▶ TASKS TO CARRY OUT
1. Summarize the forum thread on 1Password website decryption in two sentences.
2. Extend the forum thread on 1Password website decryption with the next post after the last reply.

▶ DOCUMENT SEGMENT
★ ★ ★ ★
Where are passwords decrypted when logging into the 1password website?

Blackcat
Blackcat
Community Member

I understand how security works when encryption/decryption is happening inside the app on the computer or phone, but I don't understand how it works when logging into the website. I'd like to understand that, and how secure it is compared to using cloud syncing, but doing all encryption/decryption on the app.


1Password Version: Not Provided
Extension Version: Not Provided
OS Version: Not Provided
Sync Type: Not Provided
Referrer: forum-search:Where are passwords decrypted when logging into the 1password website?

Comments

  • AGAlumB
    AGAlumB
    1Password Alumni

    @Blackcat: It's an interesting question because what isn't necessary obvious is that it's basically the same whether you're using a native app you've installed or the web interface: In both cases, all of the crypto is done locally on your device. Also, the items themselves are decrypted and stored in memory temporarily, but only as you access them. So when you unlock the 1Password app or login to the website, you're not decrypting all of your data at that time. In any of these cases, your Secret Key (F.K.A. Account Key) and Master Password are used to encrypt and decrypt data on your device itself and never transmitted anywhere. I hope this helps. Be sure to let me know if you have any other questions! :)
★ ★ ★ ★
Page layout parsing data:

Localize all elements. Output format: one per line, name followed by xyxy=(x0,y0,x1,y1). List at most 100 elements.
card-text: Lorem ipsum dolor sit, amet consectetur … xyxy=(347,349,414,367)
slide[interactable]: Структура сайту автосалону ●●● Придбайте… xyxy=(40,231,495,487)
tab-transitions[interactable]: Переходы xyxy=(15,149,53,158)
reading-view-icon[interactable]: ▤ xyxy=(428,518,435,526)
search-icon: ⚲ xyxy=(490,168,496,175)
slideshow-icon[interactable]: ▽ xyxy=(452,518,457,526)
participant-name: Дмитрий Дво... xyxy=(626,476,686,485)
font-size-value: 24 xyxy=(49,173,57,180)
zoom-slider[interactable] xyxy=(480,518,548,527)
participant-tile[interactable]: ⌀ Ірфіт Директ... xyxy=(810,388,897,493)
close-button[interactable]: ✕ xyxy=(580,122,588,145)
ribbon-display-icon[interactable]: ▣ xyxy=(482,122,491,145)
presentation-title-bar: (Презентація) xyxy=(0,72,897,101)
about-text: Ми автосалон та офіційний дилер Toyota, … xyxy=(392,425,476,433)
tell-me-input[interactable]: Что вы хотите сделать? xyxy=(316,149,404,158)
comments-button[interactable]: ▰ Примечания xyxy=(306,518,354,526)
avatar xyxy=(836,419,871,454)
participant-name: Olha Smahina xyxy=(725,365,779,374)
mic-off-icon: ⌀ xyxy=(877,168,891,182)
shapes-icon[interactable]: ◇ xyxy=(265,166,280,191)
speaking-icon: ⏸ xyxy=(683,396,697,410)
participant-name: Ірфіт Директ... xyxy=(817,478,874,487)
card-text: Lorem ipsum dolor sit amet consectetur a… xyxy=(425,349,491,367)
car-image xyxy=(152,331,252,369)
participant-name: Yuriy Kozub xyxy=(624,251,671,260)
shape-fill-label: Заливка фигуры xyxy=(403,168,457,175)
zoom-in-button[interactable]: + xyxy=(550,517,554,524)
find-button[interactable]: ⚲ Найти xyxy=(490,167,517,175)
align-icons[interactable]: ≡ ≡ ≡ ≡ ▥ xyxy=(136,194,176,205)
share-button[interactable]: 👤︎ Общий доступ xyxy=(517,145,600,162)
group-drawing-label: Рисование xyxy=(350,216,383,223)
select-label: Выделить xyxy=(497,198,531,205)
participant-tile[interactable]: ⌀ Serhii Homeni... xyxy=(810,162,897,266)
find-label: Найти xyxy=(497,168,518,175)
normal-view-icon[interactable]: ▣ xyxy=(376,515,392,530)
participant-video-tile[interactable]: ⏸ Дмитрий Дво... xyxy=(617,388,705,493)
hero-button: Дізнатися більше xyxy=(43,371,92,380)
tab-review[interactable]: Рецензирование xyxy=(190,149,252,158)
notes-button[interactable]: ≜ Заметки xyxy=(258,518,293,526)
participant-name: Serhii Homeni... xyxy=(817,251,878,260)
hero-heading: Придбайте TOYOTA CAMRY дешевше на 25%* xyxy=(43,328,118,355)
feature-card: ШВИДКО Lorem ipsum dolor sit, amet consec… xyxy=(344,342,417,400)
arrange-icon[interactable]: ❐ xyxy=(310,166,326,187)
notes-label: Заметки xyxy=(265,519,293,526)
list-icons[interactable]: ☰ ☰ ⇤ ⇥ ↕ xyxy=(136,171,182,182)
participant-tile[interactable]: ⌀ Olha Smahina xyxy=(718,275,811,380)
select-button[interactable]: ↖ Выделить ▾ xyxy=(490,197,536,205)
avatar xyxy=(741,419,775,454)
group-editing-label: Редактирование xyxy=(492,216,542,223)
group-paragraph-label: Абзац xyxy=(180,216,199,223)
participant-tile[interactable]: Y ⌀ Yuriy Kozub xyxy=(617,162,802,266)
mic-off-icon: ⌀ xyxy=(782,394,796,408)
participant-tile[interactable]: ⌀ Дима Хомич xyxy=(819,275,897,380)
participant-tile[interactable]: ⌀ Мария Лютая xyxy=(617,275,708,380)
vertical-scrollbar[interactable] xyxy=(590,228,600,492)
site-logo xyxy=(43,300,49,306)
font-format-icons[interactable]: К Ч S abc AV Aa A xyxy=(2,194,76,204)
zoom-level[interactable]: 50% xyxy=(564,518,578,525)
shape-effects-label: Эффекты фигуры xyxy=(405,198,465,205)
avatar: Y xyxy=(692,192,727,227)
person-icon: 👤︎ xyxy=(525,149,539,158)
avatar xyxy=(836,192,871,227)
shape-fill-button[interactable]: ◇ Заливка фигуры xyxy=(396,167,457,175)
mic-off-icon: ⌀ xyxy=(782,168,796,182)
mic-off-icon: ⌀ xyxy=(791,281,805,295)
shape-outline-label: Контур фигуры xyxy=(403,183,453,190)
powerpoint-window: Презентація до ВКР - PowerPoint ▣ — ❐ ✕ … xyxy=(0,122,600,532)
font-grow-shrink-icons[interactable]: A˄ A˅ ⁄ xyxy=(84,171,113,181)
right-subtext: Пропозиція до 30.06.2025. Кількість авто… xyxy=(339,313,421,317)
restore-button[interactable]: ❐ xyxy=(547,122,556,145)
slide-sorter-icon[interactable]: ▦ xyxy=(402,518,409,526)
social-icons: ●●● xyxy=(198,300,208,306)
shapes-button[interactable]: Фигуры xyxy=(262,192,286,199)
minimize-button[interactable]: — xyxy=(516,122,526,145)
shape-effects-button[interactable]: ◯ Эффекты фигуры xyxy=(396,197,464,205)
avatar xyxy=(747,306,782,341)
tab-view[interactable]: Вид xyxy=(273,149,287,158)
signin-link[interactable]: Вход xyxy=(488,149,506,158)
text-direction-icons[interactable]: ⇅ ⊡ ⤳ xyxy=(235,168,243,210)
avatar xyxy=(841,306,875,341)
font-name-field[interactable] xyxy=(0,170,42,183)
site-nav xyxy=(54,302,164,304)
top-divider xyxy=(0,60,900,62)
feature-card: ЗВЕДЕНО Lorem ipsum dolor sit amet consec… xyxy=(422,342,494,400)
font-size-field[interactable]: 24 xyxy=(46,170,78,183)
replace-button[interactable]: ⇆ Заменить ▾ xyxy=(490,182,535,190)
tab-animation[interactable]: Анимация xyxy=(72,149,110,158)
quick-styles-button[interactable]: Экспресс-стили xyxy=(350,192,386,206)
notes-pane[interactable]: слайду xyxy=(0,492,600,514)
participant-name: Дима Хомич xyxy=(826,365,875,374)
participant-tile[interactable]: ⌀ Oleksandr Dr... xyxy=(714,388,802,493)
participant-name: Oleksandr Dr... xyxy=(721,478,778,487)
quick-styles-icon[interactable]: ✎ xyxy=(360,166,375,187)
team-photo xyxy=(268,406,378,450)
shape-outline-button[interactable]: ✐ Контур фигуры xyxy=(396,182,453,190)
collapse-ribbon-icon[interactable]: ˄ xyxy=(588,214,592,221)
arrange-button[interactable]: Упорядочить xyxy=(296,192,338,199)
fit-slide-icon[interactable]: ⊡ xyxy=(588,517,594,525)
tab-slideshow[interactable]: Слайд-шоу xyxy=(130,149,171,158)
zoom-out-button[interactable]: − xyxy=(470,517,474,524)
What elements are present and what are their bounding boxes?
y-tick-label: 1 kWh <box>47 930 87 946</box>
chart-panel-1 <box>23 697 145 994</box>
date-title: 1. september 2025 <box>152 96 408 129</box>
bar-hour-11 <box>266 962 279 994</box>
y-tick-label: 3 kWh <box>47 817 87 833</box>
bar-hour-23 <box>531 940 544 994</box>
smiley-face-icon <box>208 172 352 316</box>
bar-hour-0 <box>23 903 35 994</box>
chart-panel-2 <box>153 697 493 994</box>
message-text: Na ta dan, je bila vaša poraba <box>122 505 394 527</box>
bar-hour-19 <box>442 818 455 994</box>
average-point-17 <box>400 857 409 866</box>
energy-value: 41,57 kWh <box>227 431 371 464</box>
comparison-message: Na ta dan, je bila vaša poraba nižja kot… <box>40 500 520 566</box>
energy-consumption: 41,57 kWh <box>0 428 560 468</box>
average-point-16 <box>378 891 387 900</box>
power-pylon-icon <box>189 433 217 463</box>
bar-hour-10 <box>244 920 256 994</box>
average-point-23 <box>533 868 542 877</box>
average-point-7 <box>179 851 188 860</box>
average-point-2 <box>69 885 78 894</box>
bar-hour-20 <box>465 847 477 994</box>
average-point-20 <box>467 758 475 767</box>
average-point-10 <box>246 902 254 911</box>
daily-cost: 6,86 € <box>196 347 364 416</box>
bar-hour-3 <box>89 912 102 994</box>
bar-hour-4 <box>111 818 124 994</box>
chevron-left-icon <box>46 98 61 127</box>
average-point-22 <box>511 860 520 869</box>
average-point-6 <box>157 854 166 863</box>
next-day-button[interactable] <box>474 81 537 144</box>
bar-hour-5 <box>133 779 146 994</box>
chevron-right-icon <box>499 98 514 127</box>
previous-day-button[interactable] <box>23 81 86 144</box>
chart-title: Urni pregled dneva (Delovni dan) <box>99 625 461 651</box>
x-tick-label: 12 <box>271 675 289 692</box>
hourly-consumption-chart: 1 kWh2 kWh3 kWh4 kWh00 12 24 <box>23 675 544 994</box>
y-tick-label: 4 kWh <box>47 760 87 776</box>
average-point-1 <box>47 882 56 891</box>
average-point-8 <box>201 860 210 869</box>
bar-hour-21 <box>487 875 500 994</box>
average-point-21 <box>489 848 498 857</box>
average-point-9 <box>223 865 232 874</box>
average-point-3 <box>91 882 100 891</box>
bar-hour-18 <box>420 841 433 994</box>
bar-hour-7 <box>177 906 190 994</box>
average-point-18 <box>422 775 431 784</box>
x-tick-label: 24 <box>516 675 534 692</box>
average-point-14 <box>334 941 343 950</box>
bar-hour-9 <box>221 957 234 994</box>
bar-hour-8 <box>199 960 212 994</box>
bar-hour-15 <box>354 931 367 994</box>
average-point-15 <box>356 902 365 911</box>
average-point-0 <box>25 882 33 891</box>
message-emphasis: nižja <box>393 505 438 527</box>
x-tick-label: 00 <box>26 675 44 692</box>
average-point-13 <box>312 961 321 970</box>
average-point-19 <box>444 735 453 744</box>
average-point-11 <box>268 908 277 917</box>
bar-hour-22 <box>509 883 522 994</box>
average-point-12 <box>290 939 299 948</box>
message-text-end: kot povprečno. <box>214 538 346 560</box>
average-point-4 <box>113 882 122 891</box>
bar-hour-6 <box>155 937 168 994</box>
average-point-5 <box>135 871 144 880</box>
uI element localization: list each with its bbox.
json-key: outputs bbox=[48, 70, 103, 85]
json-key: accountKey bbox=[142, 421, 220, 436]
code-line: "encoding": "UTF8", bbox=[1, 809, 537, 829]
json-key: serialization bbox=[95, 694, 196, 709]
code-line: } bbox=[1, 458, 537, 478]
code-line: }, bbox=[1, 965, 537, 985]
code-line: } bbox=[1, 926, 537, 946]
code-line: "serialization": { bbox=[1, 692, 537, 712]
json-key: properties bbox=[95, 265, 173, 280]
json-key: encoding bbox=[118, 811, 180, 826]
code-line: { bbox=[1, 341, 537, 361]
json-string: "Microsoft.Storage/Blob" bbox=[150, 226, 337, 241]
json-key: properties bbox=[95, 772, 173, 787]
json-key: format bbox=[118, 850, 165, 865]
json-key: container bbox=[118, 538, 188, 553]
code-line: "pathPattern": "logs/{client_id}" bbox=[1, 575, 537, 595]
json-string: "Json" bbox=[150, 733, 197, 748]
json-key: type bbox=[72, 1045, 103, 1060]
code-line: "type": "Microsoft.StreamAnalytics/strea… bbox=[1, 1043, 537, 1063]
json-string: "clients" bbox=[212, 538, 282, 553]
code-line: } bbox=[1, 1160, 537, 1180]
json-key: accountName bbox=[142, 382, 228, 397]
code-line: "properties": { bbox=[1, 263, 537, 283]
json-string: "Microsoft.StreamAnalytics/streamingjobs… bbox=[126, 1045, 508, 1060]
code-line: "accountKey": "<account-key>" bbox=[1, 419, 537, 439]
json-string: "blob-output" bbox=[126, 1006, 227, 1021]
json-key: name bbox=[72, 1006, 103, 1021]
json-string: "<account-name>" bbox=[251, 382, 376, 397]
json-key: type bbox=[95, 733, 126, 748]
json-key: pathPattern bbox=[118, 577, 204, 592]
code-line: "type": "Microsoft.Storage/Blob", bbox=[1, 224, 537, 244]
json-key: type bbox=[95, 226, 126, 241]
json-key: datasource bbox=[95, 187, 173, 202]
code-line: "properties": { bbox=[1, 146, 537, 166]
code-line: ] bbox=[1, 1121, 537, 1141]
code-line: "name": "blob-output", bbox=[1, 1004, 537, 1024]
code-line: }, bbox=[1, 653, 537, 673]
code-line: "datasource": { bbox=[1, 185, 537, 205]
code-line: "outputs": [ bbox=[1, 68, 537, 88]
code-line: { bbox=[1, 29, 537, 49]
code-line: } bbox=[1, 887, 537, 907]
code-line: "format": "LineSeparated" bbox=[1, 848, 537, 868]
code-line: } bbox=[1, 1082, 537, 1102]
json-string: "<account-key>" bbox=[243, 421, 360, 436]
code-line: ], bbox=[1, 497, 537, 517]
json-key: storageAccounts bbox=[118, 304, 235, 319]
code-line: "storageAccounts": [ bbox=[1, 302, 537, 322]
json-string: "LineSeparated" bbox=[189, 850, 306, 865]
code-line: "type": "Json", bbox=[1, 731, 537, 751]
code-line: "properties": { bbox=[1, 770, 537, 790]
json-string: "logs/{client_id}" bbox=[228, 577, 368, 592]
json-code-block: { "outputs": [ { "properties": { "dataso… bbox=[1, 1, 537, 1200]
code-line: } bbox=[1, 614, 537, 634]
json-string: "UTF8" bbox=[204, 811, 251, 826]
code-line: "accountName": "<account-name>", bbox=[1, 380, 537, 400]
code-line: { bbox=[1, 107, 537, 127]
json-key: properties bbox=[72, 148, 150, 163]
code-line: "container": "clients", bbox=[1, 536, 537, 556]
★ ★ ★ ★
▶ ANSWERS FOR EACH ITEM
1. A community member asks where passwords are decrypted when logging into the 1Password website, and how secure that is compared with doing all encryption and decryption in the app. A reply explains that the native app and the web interface work basically the same way: all crypto happens locally on the device, items are decrypted into memory only as they are accessed, and the Secret Key and Master Password are never transmitted anywhere.

2.
  • Blackcat
    Blackcat
    Community Member

    Thanks! So if I, say, access the website from my browser on my computer, it downloads javascript code from your website that identifies me sufficiently to the online database, which then allows me to download the entire database, and the javascript running on the browser then decrypts whichever specific item I open?

  • AGAlumB
    AGAlumB
    1Password Alumni
    edited March 2017

    @Blackcat: Indeed, the 1Password.com web app runs right in your browser locally and does all of the crypto there since we don't want anyone's Master Password or Account Key (or raw data!) to be transmitted. Cheers! :)

  • Blackcat
    Blackcat
    Community Member

    Thanks!!

  • On behalf of brenty, you're welcome :)

This discussion has been closed.